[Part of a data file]
>>>
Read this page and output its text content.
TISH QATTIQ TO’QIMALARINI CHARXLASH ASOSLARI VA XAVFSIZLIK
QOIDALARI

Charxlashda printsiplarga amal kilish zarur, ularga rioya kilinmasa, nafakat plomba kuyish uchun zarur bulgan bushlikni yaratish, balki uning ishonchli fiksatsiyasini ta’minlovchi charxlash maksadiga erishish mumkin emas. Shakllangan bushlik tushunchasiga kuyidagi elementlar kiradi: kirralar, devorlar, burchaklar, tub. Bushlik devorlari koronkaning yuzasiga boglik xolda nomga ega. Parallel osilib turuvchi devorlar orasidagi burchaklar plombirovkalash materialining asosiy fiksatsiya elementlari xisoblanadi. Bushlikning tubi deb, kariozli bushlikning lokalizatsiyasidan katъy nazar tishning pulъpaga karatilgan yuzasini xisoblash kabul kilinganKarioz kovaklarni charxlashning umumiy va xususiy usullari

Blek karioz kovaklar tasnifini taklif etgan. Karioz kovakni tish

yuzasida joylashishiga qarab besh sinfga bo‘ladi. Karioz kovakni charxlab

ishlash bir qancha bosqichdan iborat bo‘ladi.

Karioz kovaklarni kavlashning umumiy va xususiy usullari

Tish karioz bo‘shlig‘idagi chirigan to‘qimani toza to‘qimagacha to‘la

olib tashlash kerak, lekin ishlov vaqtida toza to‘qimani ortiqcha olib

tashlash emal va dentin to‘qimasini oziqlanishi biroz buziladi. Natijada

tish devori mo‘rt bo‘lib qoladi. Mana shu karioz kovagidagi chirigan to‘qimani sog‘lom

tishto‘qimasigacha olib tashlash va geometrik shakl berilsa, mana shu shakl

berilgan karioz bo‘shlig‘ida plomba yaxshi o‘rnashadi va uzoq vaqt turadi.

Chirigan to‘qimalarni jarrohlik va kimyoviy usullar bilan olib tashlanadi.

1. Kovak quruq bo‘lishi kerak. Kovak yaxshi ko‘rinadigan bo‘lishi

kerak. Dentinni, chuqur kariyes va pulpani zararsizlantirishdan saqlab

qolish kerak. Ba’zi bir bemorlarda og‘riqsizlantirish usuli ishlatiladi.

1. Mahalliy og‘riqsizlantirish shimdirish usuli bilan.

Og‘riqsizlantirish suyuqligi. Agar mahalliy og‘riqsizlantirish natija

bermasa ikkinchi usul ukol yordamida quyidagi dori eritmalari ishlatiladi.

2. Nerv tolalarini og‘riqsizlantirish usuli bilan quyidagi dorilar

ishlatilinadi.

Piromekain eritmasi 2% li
<<<
What is being asked
From the listing above, extract every line exactly as it stands.

Result below
Read this page and output its text content.
TISH QATTIQ TO’QIMALARINI CHARXLASH ASOSLARI VA XAVFSIZLIK
QOIDALARI

Charxlashda printsiplarga amal kilish zarur, ularga rioya kilinmasa, nafakat plomba kuyish uchun zarur bulgan bushlikni yaratish, balki uning ishonchli fiksatsiyasini ta’minlovchi charxlash maksadiga erishish mumkin emas. Shakllangan bushlik tushunchasiga kuyidagi elementlar kiradi: kirralar, devorlar, burchaklar, tub. Bushlik devorlari koronkaning yuzasiga boglik xolda nomga ega. Parallel osilib turuvchi devorlar orasidagi burchaklar plombirovkalash materialining asosiy fiksatsiya elementlari xisoblanadi. Bushlikning tubi deb, kariozli bushlikning lokalizatsiyasidan katъy nazar tishning pulъpaga karatilgan yuzasini xisoblash kabul kilinganKarioz kovaklarni charxlashning umumiy va xususiy usullari

Blek karioz kovaklar tasnifini taklif etgan. Karioz kovakni tish

yuzasida joylashishiga qarab besh sinfga bo‘ladi. Karioz kovakni charxlab

ishlash bir qancha bosqichdan iborat bo‘ladi.

Karioz kovaklarni kavlashning umumiy va xususiy usullari

Tish karioz bo‘shlig‘idagi chirigan to‘qimani toza to‘qimagacha to‘la

olib tashlash kerak, lekin ishlov vaqtida toza to‘qimani ortiqcha olib

tashlash emal va dentin to‘qimasini oziqlanishi biroz buziladi. Natijada

tish devori mo‘rt bo‘lib qoladi. Mana shu karioz kovagidagi chirigan to‘qimani sog‘lom

tishto‘qimasigacha olib tashlash va geometrik shakl berilsa, mana shu shakl

berilgan karioz bo‘shlig‘ida plomba yaxshi o‘rnashadi va uzoq vaqt turadi.

Chirigan to‘qimalarni jarrohlik va kimyoviy usullar bilan olib tashlanadi.

1. Kovak quruq bo‘lishi kerak. Kovak yaxshi ko‘rinadigan bo‘lishi

kerak. Dentinni, chuqur kariyes va pulpani zararsizlantirishdan saqlab

qolish kerak. Ba’zi bir bemorlarda og‘riqsizlantirish usuli ishlatiladi.

1. Mahalliy og‘riqsizlantirish shimdirish usuli bilan.

Og‘riqsizlantirish suyuqligi. Agar mahalliy og‘riqsizlantirish natija

bermasa ikkinchi usul ukol yordamida quyidagi dori eritmalari ishlatiladi.

2. Nerv tolalarini og‘riqsizlantirish usuli bilan quyidagi dorilar

ishlatilinadi.

Piromekain eritmasi 2% li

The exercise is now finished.